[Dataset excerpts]
══════════════════════════════
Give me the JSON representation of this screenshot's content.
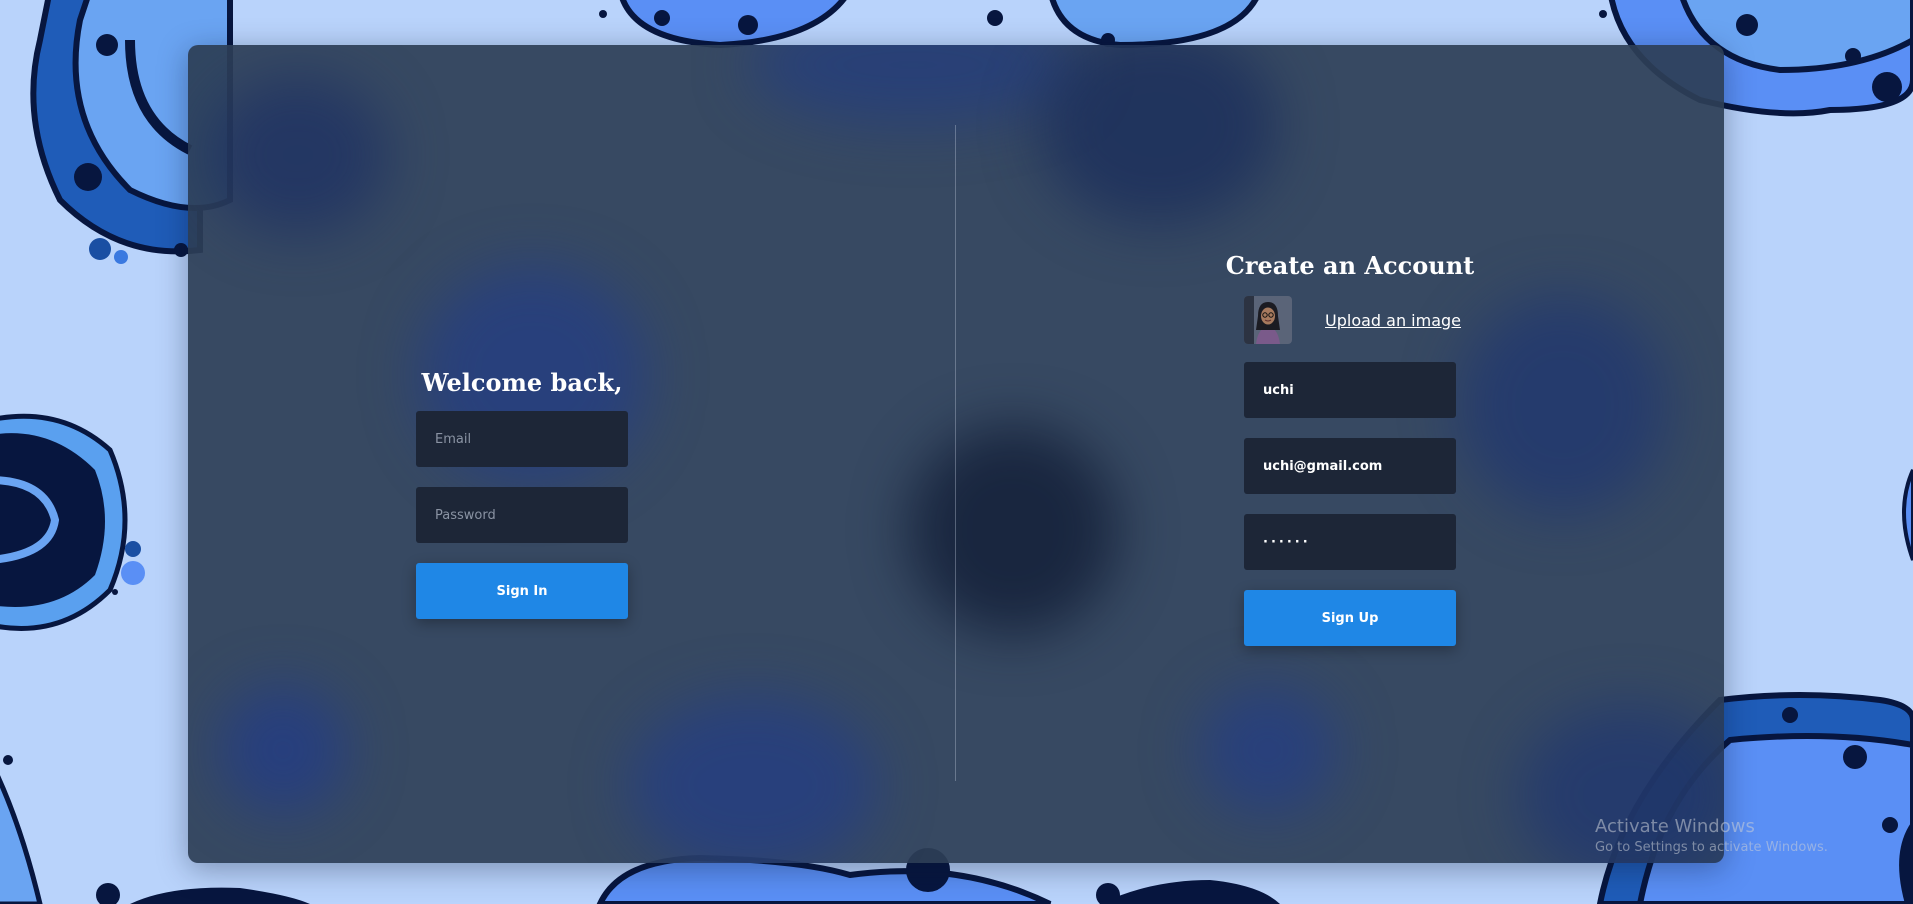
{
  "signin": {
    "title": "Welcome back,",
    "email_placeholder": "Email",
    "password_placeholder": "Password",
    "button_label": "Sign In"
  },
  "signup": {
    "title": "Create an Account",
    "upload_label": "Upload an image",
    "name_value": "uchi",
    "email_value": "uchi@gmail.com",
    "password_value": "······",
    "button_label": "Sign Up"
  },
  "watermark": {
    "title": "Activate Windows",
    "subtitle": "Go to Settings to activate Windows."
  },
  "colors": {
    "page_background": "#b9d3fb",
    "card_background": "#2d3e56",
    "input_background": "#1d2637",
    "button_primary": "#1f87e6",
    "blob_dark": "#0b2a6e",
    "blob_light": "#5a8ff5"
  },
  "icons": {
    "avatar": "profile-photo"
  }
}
══════════════════════════════
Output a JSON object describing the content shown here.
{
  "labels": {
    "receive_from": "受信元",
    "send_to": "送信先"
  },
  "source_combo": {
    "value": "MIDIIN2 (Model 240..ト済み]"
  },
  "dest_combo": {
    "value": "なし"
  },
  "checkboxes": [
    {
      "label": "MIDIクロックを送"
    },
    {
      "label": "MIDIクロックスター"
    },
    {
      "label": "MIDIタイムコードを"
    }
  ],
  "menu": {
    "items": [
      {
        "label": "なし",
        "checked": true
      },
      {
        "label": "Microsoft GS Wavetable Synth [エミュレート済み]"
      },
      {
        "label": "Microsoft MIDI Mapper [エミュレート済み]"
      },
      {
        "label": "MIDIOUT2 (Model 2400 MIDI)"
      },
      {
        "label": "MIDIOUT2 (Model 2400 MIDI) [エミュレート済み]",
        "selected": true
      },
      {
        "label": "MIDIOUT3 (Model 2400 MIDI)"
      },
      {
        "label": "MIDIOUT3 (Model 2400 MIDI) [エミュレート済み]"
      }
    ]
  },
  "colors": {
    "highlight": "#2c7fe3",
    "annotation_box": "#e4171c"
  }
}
══════════════════════════════
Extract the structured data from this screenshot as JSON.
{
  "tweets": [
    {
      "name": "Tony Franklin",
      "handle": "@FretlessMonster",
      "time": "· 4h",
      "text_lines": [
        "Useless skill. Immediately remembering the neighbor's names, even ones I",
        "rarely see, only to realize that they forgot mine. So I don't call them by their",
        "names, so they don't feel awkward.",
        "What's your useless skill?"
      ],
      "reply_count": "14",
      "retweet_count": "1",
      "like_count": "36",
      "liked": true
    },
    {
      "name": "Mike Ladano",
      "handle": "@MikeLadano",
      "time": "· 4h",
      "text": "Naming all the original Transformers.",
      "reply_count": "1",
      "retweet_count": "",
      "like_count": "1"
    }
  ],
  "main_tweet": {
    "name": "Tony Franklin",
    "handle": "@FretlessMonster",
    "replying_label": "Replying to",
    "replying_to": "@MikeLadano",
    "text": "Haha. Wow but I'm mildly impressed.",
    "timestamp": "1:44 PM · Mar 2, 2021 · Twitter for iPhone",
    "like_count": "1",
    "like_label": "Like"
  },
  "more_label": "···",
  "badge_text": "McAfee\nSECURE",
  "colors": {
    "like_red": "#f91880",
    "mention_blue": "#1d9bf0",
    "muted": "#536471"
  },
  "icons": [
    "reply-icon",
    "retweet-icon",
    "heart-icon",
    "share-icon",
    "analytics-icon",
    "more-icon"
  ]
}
══════════════════════════════
Copy every line that includes the string "this" from the material above.

§ **Completed task**:
Give me the JSON representation of this screenshot's content.
Extract the structured data from this screenshot as JSON.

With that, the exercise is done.